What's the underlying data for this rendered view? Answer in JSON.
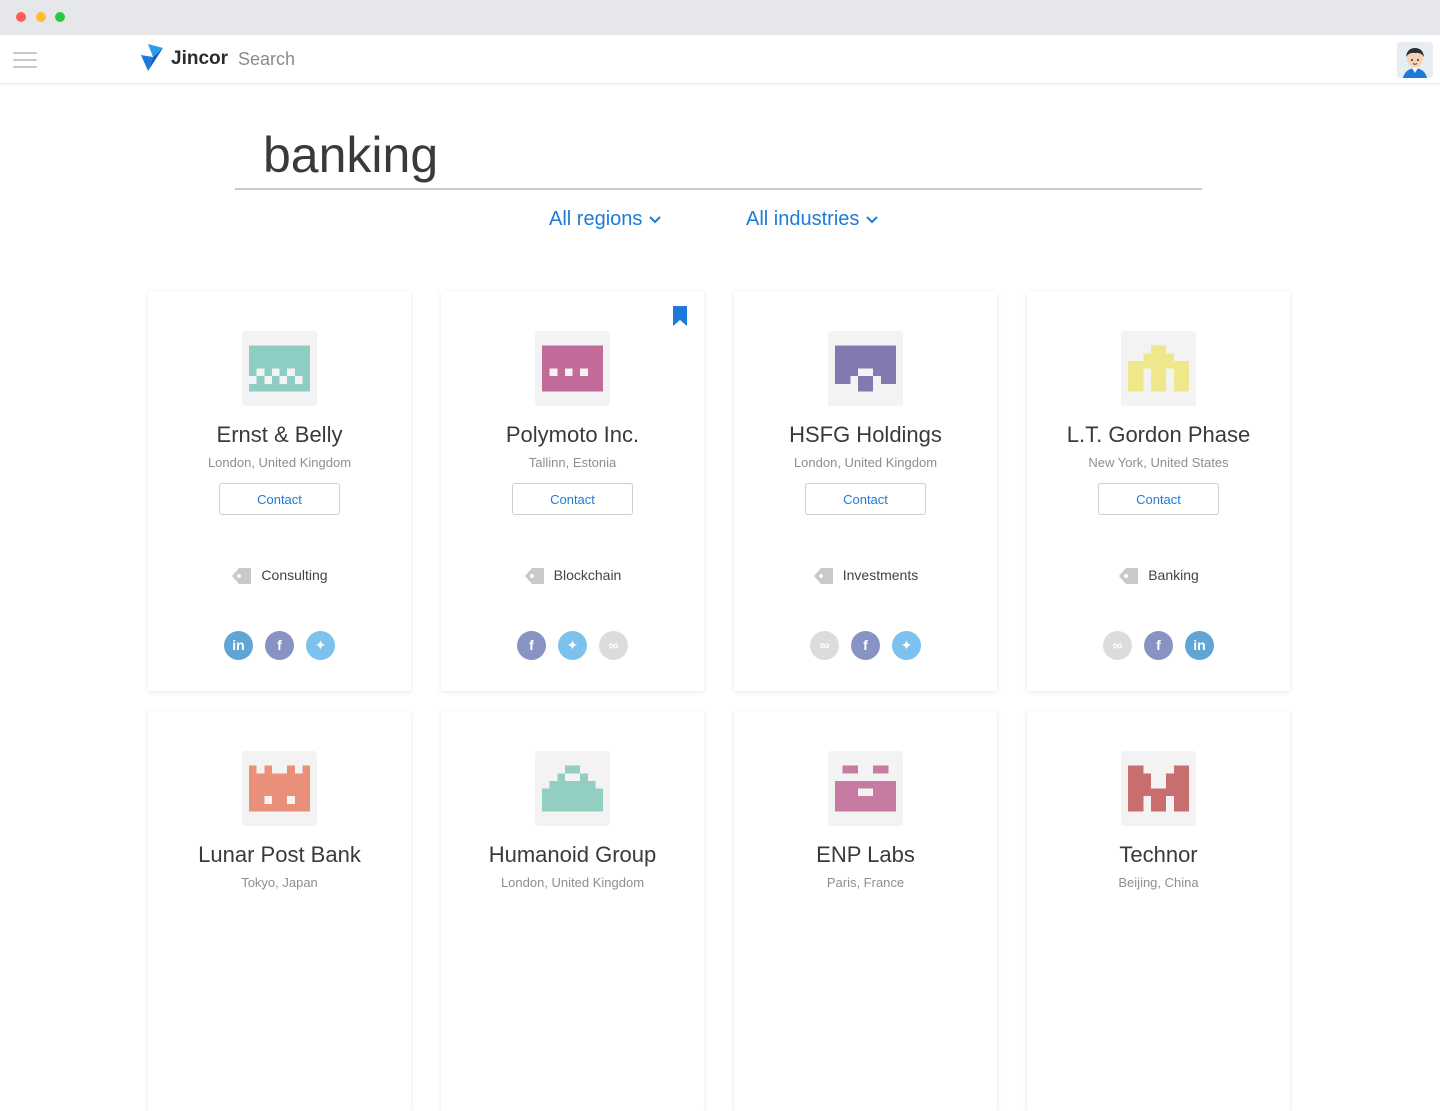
{
  "window": {
    "controls": [
      "close",
      "minimize",
      "maximize"
    ]
  },
  "header": {
    "brand": "Jincor",
    "section": "Search",
    "avatar_icon": "user-avatar-icon"
  },
  "search": {
    "query": "banking"
  },
  "filters": {
    "regions": "All regions",
    "industries": "All industries"
  },
  "colors": {
    "accent": "#1e7ad8"
  },
  "cards": [
    {
      "name": "Ernst & Belly",
      "location": "London, United Kingdom",
      "contact": "Contact",
      "tag": "Consulting",
      "logo_color": "#8ecdc3",
      "bookmarked": false,
      "socials": [
        "linkedin",
        "facebook",
        "twitter"
      ]
    },
    {
      "name": "Polymoto Inc.",
      "location": "Tallinn, Estonia",
      "contact": "Contact",
      "tag": "Blockchain",
      "logo_color": "#c26a99",
      "bookmarked": true,
      "socials": [
        "facebook",
        "twitter",
        "link"
      ]
    },
    {
      "name": "HSFG Holdings",
      "location": "London, United Kingdom",
      "contact": "Contact",
      "tag": "Investments",
      "logo_color": "#8179b0",
      "bookmarked": false,
      "socials": [
        "link",
        "facebook",
        "twitter"
      ]
    },
    {
      "name": "L.T. Gordon Phase",
      "location": "New York, United States",
      "contact": "Contact",
      "tag": "Banking",
      "logo_color": "#eee88a",
      "bookmarked": false,
      "socials": [
        "link",
        "facebook",
        "linkedin"
      ]
    },
    {
      "name": "Lunar Post Bank",
      "location": "Tokyo, Japan",
      "logo_color": "#e8907a"
    },
    {
      "name": "Humanoid Group",
      "location": "London, United Kingdom",
      "logo_color": "#92cfc2"
    },
    {
      "name": "ENP Labs",
      "location": "Paris, France",
      "logo_color": "#c77ba3"
    },
    {
      "name": "Technor",
      "location": "Beijing, China",
      "logo_color": "#c96e6e"
    }
  ]
}
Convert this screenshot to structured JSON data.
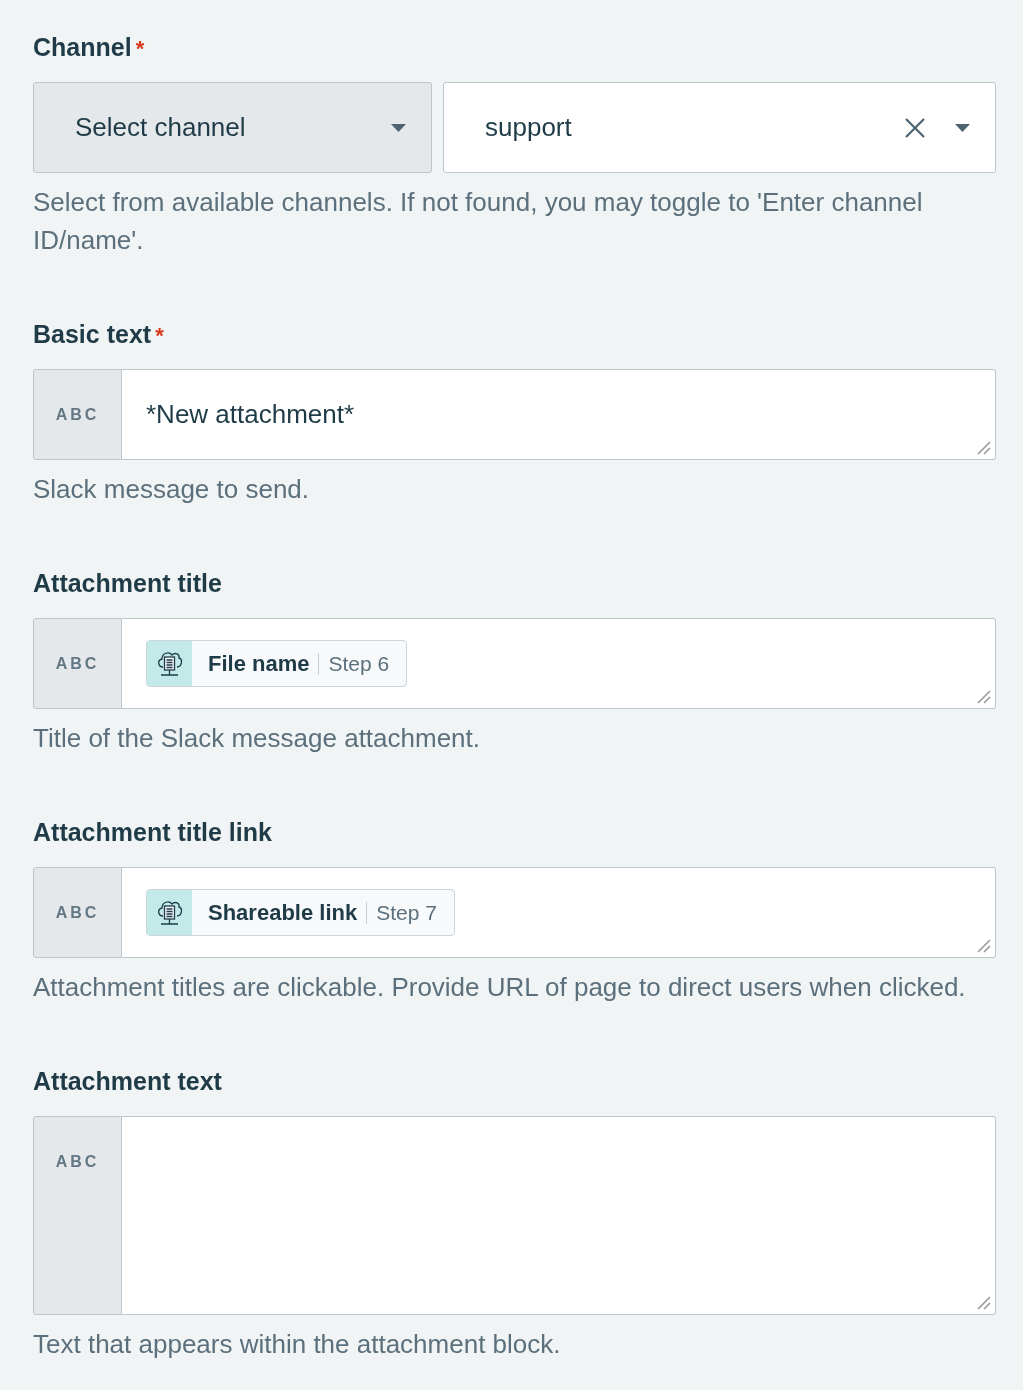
{
  "fields": [
    {
      "kind": "channel",
      "label": "Channel",
      "required_mark": "*",
      "mode_select": {
        "value": "Select channel"
      },
      "channel_select": {
        "value": "support"
      },
      "hint": "Select from available channels. If not found, you may toggle to 'Enter channel ID/name'."
    },
    {
      "kind": "text",
      "label": "Basic text",
      "required_mark": "*",
      "type_badge": "ABC",
      "value": "*New attachment*",
      "hint": "Slack message to send."
    },
    {
      "kind": "text",
      "label": "Attachment title",
      "type_badge": "ABC",
      "pills": [
        {
          "name": "File name",
          "step": "Step 6"
        }
      ],
      "hint": "Title of the Slack message attachment."
    },
    {
      "kind": "text",
      "label": "Attachment title link",
      "type_badge": "ABC",
      "pills": [
        {
          "name": "Shareable link",
          "step": "Step 7"
        }
      ],
      "hint": "Attachment titles are clickable. Provide URL of page to direct users when clicked."
    },
    {
      "kind": "multiline",
      "label": "Attachment text",
      "type_badge": "ABC",
      "hint": "Text that appears within the attachment block."
    }
  ]
}
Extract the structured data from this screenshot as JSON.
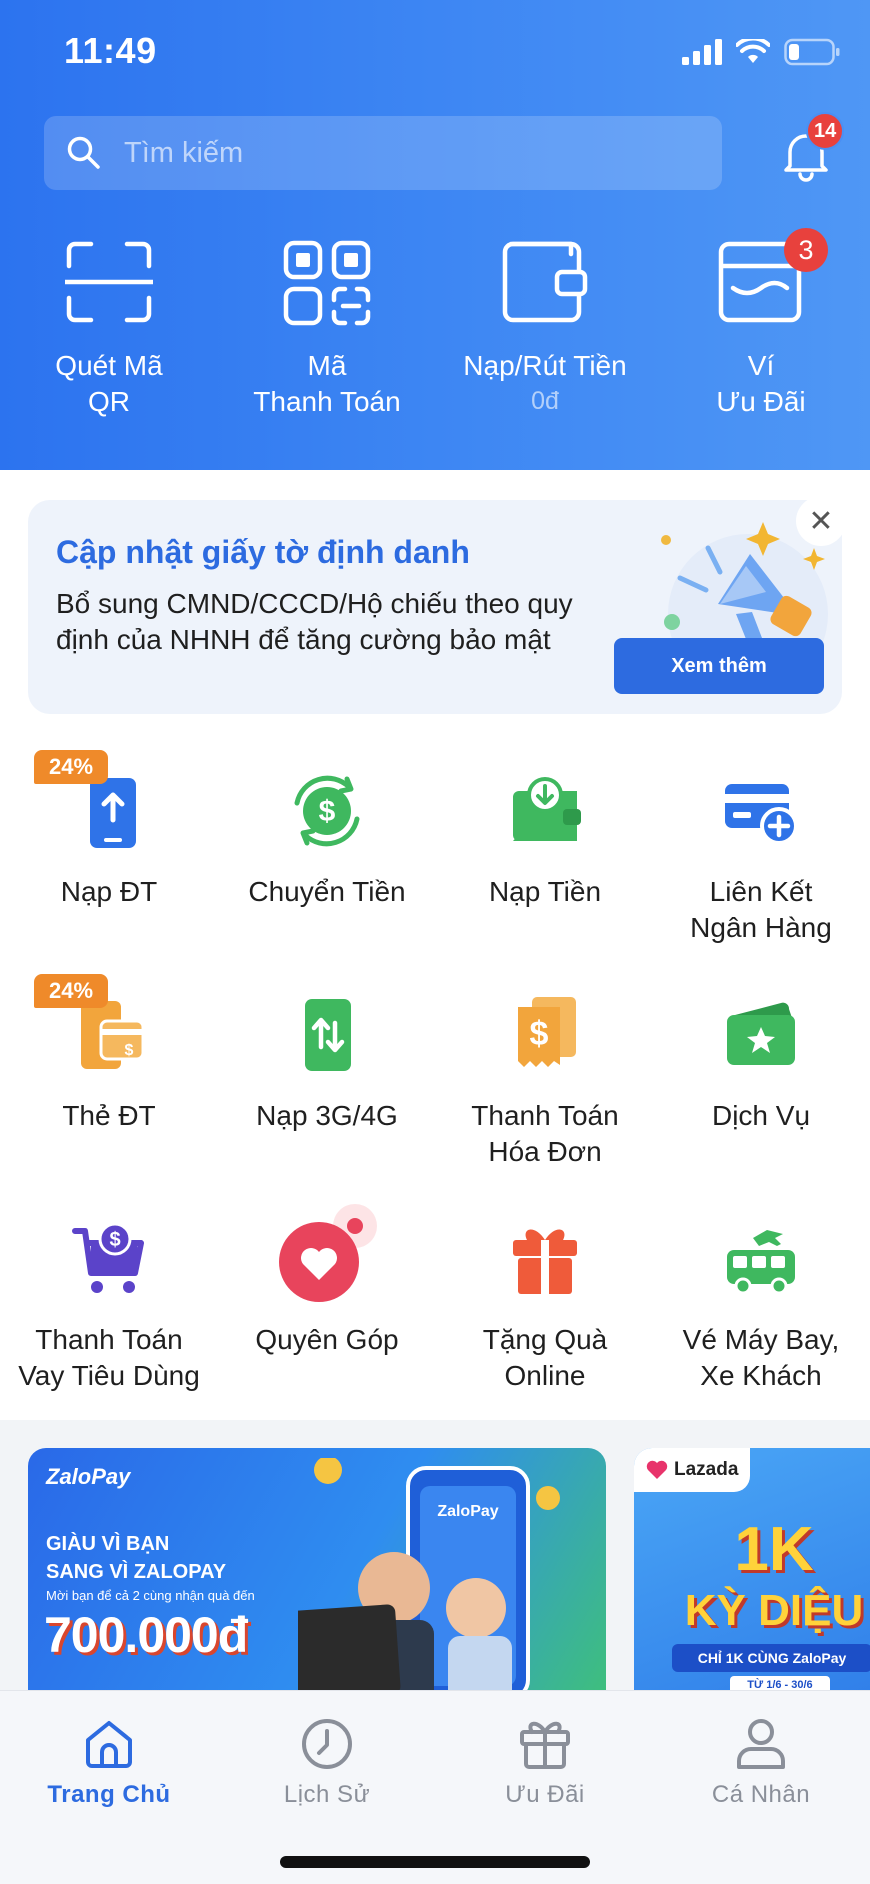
{
  "status_bar": {
    "time": "11:49"
  },
  "search": {
    "placeholder": "Tìm kiếm"
  },
  "notifications": {
    "badge": "14"
  },
  "quick_actions": [
    {
      "label_line1": "Quét Mã",
      "label_line2": "QR",
      "icon": "qr-scan-icon"
    },
    {
      "label_line1": "Mã",
      "label_line2": "Thanh Toán",
      "icon": "payment-code-icon"
    },
    {
      "label_line1": "Nạp/Rút Tiền",
      "sub": "0đ",
      "icon": "wallet-icon"
    },
    {
      "label_line1": "Ví",
      "label_line2": "Ưu Đãi",
      "badge": "3",
      "icon": "voucher-wallet-icon"
    }
  ],
  "promo": {
    "title": "Cập nhật giấy tờ định danh",
    "text": "Bổ sung CMND/CCCD/Hộ chiếu theo quy định của NHNH để tăng cường bảo mật",
    "button": "Xem thêm",
    "close": "✕"
  },
  "services": [
    {
      "label_line1": "Nạp ĐT",
      "badge": "24%",
      "icon": "phone-topup-icon",
      "color": "#2f73e8"
    },
    {
      "label_line1": "Chuyển Tiền",
      "icon": "money-transfer-icon",
      "color": "#3fb85f"
    },
    {
      "label_line1": "Nạp Tiền",
      "icon": "deposit-icon",
      "color": "#3fb85f"
    },
    {
      "label_line1": "Liên Kết",
      "label_line2": "Ngân Hàng",
      "icon": "bank-link-icon",
      "color": "#2f73e8"
    },
    {
      "label_line1": "Thẻ ĐT",
      "badge": "24%",
      "icon": "phone-card-icon",
      "color": "#f2a53c"
    },
    {
      "label_line1": "Nạp 3G/4G",
      "icon": "mobile-data-icon",
      "color": "#3fb85f"
    },
    {
      "label_line1": "Thanh Toán",
      "label_line2": "Hóa Đơn",
      "icon": "bill-payment-icon",
      "color": "#f2a53c"
    },
    {
      "label_line1": "Dịch Vụ",
      "icon": "services-icon",
      "color": "#3fb85f"
    },
    {
      "label_line1": "Thanh Toán",
      "label_line2": "Vay Tiêu Dùng",
      "icon": "loan-cart-icon",
      "color": "#5b43c9"
    },
    {
      "label_line1": "Quyên Góp",
      "icon": "donation-heart-icon",
      "color": "#e8445c"
    },
    {
      "label_line1": "Tặng Quà",
      "label_line2": "Online",
      "icon": "gift-icon",
      "color": "#ef5b3a"
    },
    {
      "label_line1": "Vé Máy Bay,",
      "label_line2": "Xe Khách",
      "icon": "bus-plane-icon",
      "color": "#3fb85f"
    }
  ],
  "banners": {
    "zalopay": {
      "logo": "ZaloPay",
      "line1": "GIÀU VÌ BẠN",
      "line2": "SANG VÌ ZALOPAY",
      "line3": "Mời bạn để cả 2 cùng nhận quà đến",
      "amount": "700.000đ"
    },
    "lazada": {
      "tag": "Lazada",
      "big": "1K",
      "title": "KỲ DIỆU",
      "sub": "CHỈ 1K CÙNG ZaloPay",
      "date": "TỪ 1/6 - 30/6"
    }
  },
  "bottom_nav": [
    {
      "label": "Trang Chủ",
      "icon": "home-icon",
      "active": true
    },
    {
      "label": "Lịch Sử",
      "icon": "history-clock-icon"
    },
    {
      "label": "Ưu Đãi",
      "icon": "gift-offer-icon"
    },
    {
      "label": "Cá Nhân",
      "icon": "user-profile-icon"
    }
  ],
  "colors": {
    "primary": "#2d6be0",
    "header_start": "#2c73ef",
    "header_end": "#4f97f5",
    "badge_red": "#e8413d",
    "badge_orange": "#ef8a2a"
  }
}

◇ ◇ ◇

Written instruction
Give an exact copy of the material, leaving out every picture.

Solution to the problem
What's the underlying data for this rendered view? Answer in JSON.
{
  "window": {
    "controls": [
      "close",
      "minimize",
      "maximize"
    ]
  },
  "header": {
    "brand": "Jincor",
    "section": "Search",
    "avatar_icon": "user-avatar-icon"
  },
  "search": {
    "query": "banking"
  },
  "filters": {
    "regions": "All regions",
    "industries": "All industries"
  },
  "colors": {
    "accent": "#1e7ad8"
  },
  "cards": [
    {
      "name": "Ernst & Belly",
      "location": "London, United Kingdom",
      "contact": "Contact",
      "tag": "Consulting",
      "logo_color": "#8ecdc3",
      "bookmarked": false,
      "socials": [
        "linkedin",
        "facebook",
        "twitter"
      ]
    },
    {
      "name": "Polymoto Inc.",
      "location": "Tallinn, Estonia",
      "contact": "Contact",
      "tag": "Blockchain",
      "logo_color": "#c26a99",
      "bookmarked": true,
      "socials": [
        "facebook",
        "twitter",
        "link"
      ]
    },
    {
      "name": "HSFG Holdings",
      "location": "London, United Kingdom",
      "contact": "Contact",
      "tag": "Investments",
      "logo_color": "#8179b0",
      "bookmarked": false,
      "socials": [
        "link",
        "facebook",
        "twitter"
      ]
    },
    {
      "name": "L.T. Gordon Phase",
      "location": "New York, United States",
      "contact": "Contact",
      "tag": "Banking",
      "logo_color": "#eee88a",
      "bookmarked": false,
      "socials": [
        "link",
        "facebook",
        "linkedin"
      ]
    },
    {
      "name": "Lunar Post Bank",
      "location": "Tokyo, Japan",
      "logo_color": "#e8907a"
    },
    {
      "name": "Humanoid Group",
      "location": "London, United Kingdom",
      "logo_color": "#92cfc2"
    },
    {
      "name": "ENP Labs",
      "location": "Paris, France",
      "logo_color": "#c77ba3"
    },
    {
      "name": "Technor",
      "location": "Beijing, China",
      "logo_color": "#c96e6e"
    }
  ]
}
Convert this screenshot to structured JSON data.
{
  "fields": [
    {
      "kind": "channel",
      "label": "Channel",
      "required_mark": "*",
      "mode_select": {
        "value": "Select channel"
      },
      "channel_select": {
        "value": "support"
      },
      "hint": "Select from available channels. If not found, you may toggle to 'Enter channel ID/name'."
    },
    {
      "kind": "text",
      "label": "Basic text",
      "required_mark": "*",
      "type_badge": "ABC",
      "value": "*New attachment*",
      "hint": "Slack message to send."
    },
    {
      "kind": "text",
      "label": "Attachment title",
      "type_badge": "ABC",
      "pills": [
        {
          "name": "File name",
          "step": "Step 6"
        }
      ],
      "hint": "Title of the Slack message attachment."
    },
    {
      "kind": "text",
      "label": "Attachment title link",
      "type_badge": "ABC",
      "pills": [
        {
          "name": "Shareable link",
          "step": "Step 7"
        }
      ],
      "hint": "Attachment titles are clickable. Provide URL of page to direct users when clicked."
    },
    {
      "kind": "multiline",
      "label": "Attachment text",
      "type_badge": "ABC",
      "hint": "Text that appears within the attachment block."
    }
  ]
}
Extract the structured data from this screenshot as JSON.
{
  "status_bar": {
    "time": "11:49"
  },
  "search": {
    "placeholder": "Tìm kiếm"
  },
  "notifications": {
    "badge": "14"
  },
  "quick_actions": [
    {
      "label_line1": "Quét Mã",
      "label_line2": "QR",
      "icon": "qr-scan-icon"
    },
    {
      "label_line1": "Mã",
      "label_line2": "Thanh Toán",
      "icon": "payment-code-icon"
    },
    {
      "label_line1": "Nạp/Rút Tiền",
      "sub": "0đ",
      "icon": "wallet-icon"
    },
    {
      "label_line1": "Ví",
      "label_line2": "Ưu Đãi",
      "badge": "3",
      "icon": "voucher-wallet-icon"
    }
  ],
  "promo": {
    "title": "Cập nhật giấy tờ định danh",
    "text": "Bổ sung CMND/CCCD/Hộ chiếu theo quy định của NHNH để tăng cường bảo mật",
    "button": "Xem thêm",
    "close": "✕"
  },
  "services": [
    {
      "label_line1": "Nạp ĐT",
      "badge": "24%",
      "icon": "phone-topup-icon",
      "color": "#2f73e8"
    },
    {
      "label_line1": "Chuyển Tiền",
      "icon": "money-transfer-icon",
      "color": "#3fb85f"
    },
    {
      "label_line1": "Nạp Tiền",
      "icon": "deposit-icon",
      "color": "#3fb85f"
    },
    {
      "label_line1": "Liên Kết",
      "label_line2": "Ngân Hàng",
      "icon": "bank-link-icon",
      "color": "#2f73e8"
    },
    {
      "label_line1": "Thẻ ĐT",
      "badge": "24%",
      "icon": "phone-card-icon",
      "color": "#f2a53c"
    },
    {
      "label_line1": "Nạp 3G/4G",
      "icon": "mobile-data-icon",
      "color": "#3fb85f"
    },
    {
      "label_line1": "Thanh Toán",
      "label_line2": "Hóa Đơn",
      "icon": "bill-payment-icon",
      "color": "#f2a53c"
    },
    {
      "label_line1": "Dịch Vụ",
      "icon": "services-icon",
      "color": "#3fb85f"
    },
    {
      "label_line1": "Thanh Toán",
      "label_line2": "Vay Tiêu Dùng",
      "icon": "loan-cart-icon",
      "color": "#5b43c9"
    },
    {
      "label_line1": "Quyên Góp",
      "icon": "donation-heart-icon",
      "color": "#e8445c"
    },
    {
      "label_line1": "Tặng Quà",
      "label_line2": "Online",
      "icon": "gift-icon",
      "color": "#ef5b3a"
    },
    {
      "label_line1": "Vé Máy Bay,",
      "label_line2": "Xe Khách",
      "icon": "bus-plane-icon",
      "color": "#3fb85f"
    }
  ],
  "banners": {
    "zalopay": {
      "logo": "ZaloPay",
      "line1": "GIÀU VÌ BẠN",
      "line2": "SANG VÌ ZALOPAY",
      "line3": "Mời bạn để cả 2 cùng nhận quà đến",
      "amount": "700.000đ"
    },
    "lazada": {
      "tag": "Lazada",
      "big": "1K",
      "title": "KỲ DIỆU",
      "sub": "CHỈ 1K CÙNG ZaloPay",
      "date": "TỪ 1/6 - 30/6"
    }
  },
  "bottom_nav": [
    {
      "label": "Trang Chủ",
      "icon": "home-icon",
      "active": true
    },
    {
      "label": "Lịch Sử",
      "icon": "history-clock-icon"
    },
    {
      "label": "Ưu Đãi",
      "icon": "gift-offer-icon"
    },
    {
      "label": "Cá Nhân",
      "icon": "user-profile-icon"
    }
  ],
  "colors": {
    "primary": "#2d6be0",
    "header_start": "#2c73ef",
    "header_end": "#4f97f5",
    "badge_red": "#e8413d",
    "badge_orange": "#ef8a2a"
  }
}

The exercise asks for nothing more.